## WHAT YOU HAVE TO DO
From the items below, copy out every line that contains the string "AMEs". The match is case-sensitive.
________________________________________
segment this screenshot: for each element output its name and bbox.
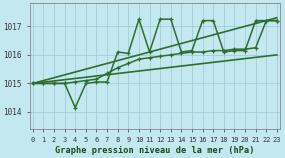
X-axis label: Graphe pression niveau de la mer (hPa): Graphe pression niveau de la mer (hPa)	[55, 146, 255, 155]
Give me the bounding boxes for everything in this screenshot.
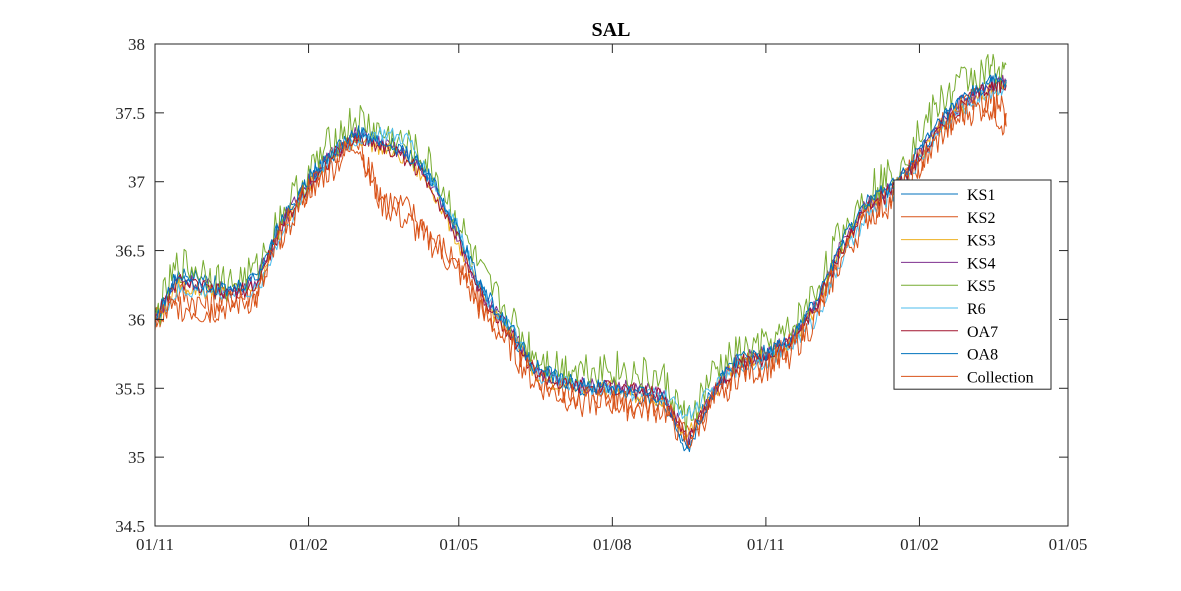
y-tick-label: 35.5 (115, 379, 145, 398)
x-tick-label: 01/11 (747, 535, 785, 554)
legend-label: Collection (967, 369, 1034, 386)
legend-label: KS5 (967, 278, 995, 295)
y-axis: 34.5 35 35.5 36 36.5 37 37.5 38 (115, 35, 1068, 536)
legend-box (893, 179, 1052, 390)
y-tick-label: 37 (128, 173, 146, 192)
x-tick-label: 01/05 (439, 535, 478, 554)
y-tick-label: 36 (128, 310, 145, 329)
series-line-ks2 (154, 88, 1007, 440)
x-tick-label: 01/02 (900, 535, 939, 554)
legend-label: KS4 (967, 255, 995, 272)
legend-label: OA8 (967, 347, 998, 364)
series-line-ks3 (154, 78, 1007, 441)
series-line-collection (154, 95, 1007, 449)
series-line-r6 (154, 84, 1007, 420)
legend-label: KS2 (967, 210, 995, 227)
legend-label: R6 (967, 301, 986, 318)
y-tick-label: 37.5 (115, 104, 145, 123)
x-tick-label: 01/08 (593, 535, 632, 554)
x-tick-label: 01/11 (136, 535, 174, 554)
series-line-oa7 (154, 79, 1007, 447)
y-tick-label: 38 (128, 35, 145, 54)
x-axis: 01/11 01/02 01/05 01/08 01/11 01/02 01/05 (136, 44, 1087, 554)
series-layer (154, 53, 1007, 453)
series-line-oa8 (154, 73, 1007, 453)
legend-label: KS1 (967, 187, 995, 204)
y-tick-label: 35 (128, 448, 145, 467)
plot-area-frame (154, 43, 1069, 527)
x-tick-label: 01/02 (289, 535, 328, 554)
legend-label: KS3 (967, 233, 995, 250)
chart-title: SAL (592, 19, 631, 41)
legend-label: OA7 (967, 324, 998, 341)
y-tick-label: 36.5 (115, 242, 145, 261)
legend: KS1 KS2 KS3 KS4 KS5 R6 OA7 OA8 Collection (893, 179, 1052, 390)
x-tick-label: 01/05 (1049, 535, 1088, 554)
y-tick-label: 34.5 (115, 517, 145, 536)
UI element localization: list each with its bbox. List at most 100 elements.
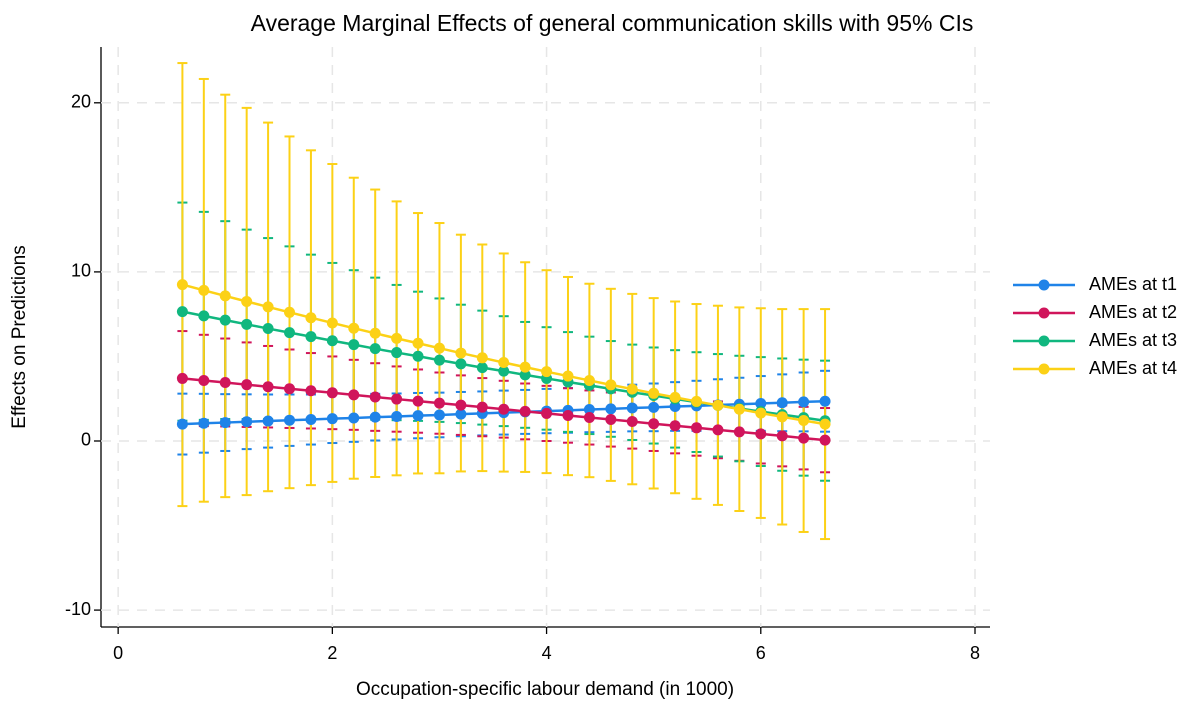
chart-title: Average Marginal Effects of general comm…	[251, 10, 974, 36]
point	[455, 408, 467, 420]
y-tick-label: -10	[65, 599, 91, 619]
point	[348, 339, 360, 351]
point	[391, 410, 403, 422]
legend-label: AMEs at t2	[1089, 302, 1177, 322]
point	[476, 362, 488, 374]
legend-marker	[1038, 363, 1050, 375]
point	[519, 405, 531, 417]
point	[455, 399, 467, 411]
point	[519, 369, 531, 381]
y-tick-label: 10	[71, 261, 91, 281]
point	[755, 428, 767, 440]
point	[605, 414, 617, 426]
point	[433, 354, 445, 366]
point	[776, 397, 788, 409]
y-axis-label: Effects on Predictions	[9, 245, 30, 428]
x-tick-label: 6	[756, 643, 766, 663]
point	[284, 306, 296, 318]
point	[798, 415, 810, 427]
legend-marker	[1038, 279, 1050, 291]
point	[605, 403, 617, 415]
point	[669, 400, 681, 412]
point	[391, 332, 403, 344]
point	[455, 358, 467, 370]
point	[755, 397, 767, 409]
point	[798, 432, 810, 444]
point	[198, 374, 210, 386]
point	[733, 403, 745, 415]
point	[284, 383, 296, 395]
point	[648, 401, 660, 413]
point	[605, 379, 617, 391]
point	[369, 327, 381, 339]
point	[541, 407, 553, 419]
point	[583, 411, 595, 423]
point	[476, 352, 488, 364]
point	[241, 318, 253, 330]
x-tick-label: 8	[970, 643, 980, 663]
point	[562, 370, 574, 382]
point	[305, 331, 317, 343]
point	[176, 372, 188, 384]
point	[412, 410, 424, 422]
point	[176, 279, 188, 291]
point	[498, 365, 510, 377]
point	[198, 284, 210, 296]
point	[262, 323, 274, 335]
point	[819, 418, 831, 430]
point	[198, 417, 210, 429]
point	[369, 391, 381, 403]
point	[755, 407, 767, 419]
point	[176, 306, 188, 318]
x-tick-label: 2	[327, 643, 337, 663]
x-axis-label: Occupation-specific labour demand (in 10…	[356, 679, 734, 700]
legend-label: AMEs at t4	[1089, 358, 1177, 378]
point	[648, 418, 660, 430]
point	[412, 350, 424, 362]
point	[798, 396, 810, 408]
point	[819, 395, 831, 407]
point	[433, 397, 445, 409]
point	[369, 411, 381, 423]
point	[241, 379, 253, 391]
point	[455, 347, 467, 359]
point	[669, 391, 681, 403]
point	[541, 366, 553, 378]
point	[391, 393, 403, 405]
point	[241, 295, 253, 307]
point	[198, 310, 210, 322]
legend-marker	[1038, 307, 1050, 319]
point	[262, 381, 274, 393]
point	[284, 414, 296, 426]
point	[626, 402, 638, 414]
point	[691, 395, 703, 407]
y-tick-label: 0	[81, 430, 91, 450]
point	[241, 416, 253, 428]
point	[219, 314, 231, 326]
point	[626, 416, 638, 428]
point	[348, 412, 360, 424]
point	[691, 422, 703, 434]
point	[284, 327, 296, 339]
point	[626, 383, 638, 395]
point	[712, 424, 724, 436]
point	[391, 347, 403, 359]
point	[176, 418, 188, 430]
point	[326, 335, 338, 347]
legend-marker	[1038, 335, 1050, 347]
point	[819, 434, 831, 446]
point	[562, 409, 574, 421]
point	[412, 395, 424, 407]
legend-label: AMEs at t1	[1089, 274, 1177, 294]
point	[412, 337, 424, 349]
point	[433, 342, 445, 354]
point	[519, 361, 531, 373]
point	[712, 399, 724, 411]
point	[776, 430, 788, 442]
point	[305, 414, 317, 426]
point	[583, 404, 595, 416]
point	[326, 387, 338, 399]
point	[262, 301, 274, 313]
legend-label: AMEs at t3	[1089, 330, 1177, 350]
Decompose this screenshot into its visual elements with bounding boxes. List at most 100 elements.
________________________________________
## FINAL ANSWER
legend-label: AMEs at t2	[1089, 302, 1177, 322]
legend-label: AMEs at t4	[1089, 358, 1177, 378]
legend-label: AMEs at t1	[1089, 274, 1177, 294]
legend-label: AMEs at t3	[1089, 330, 1177, 350]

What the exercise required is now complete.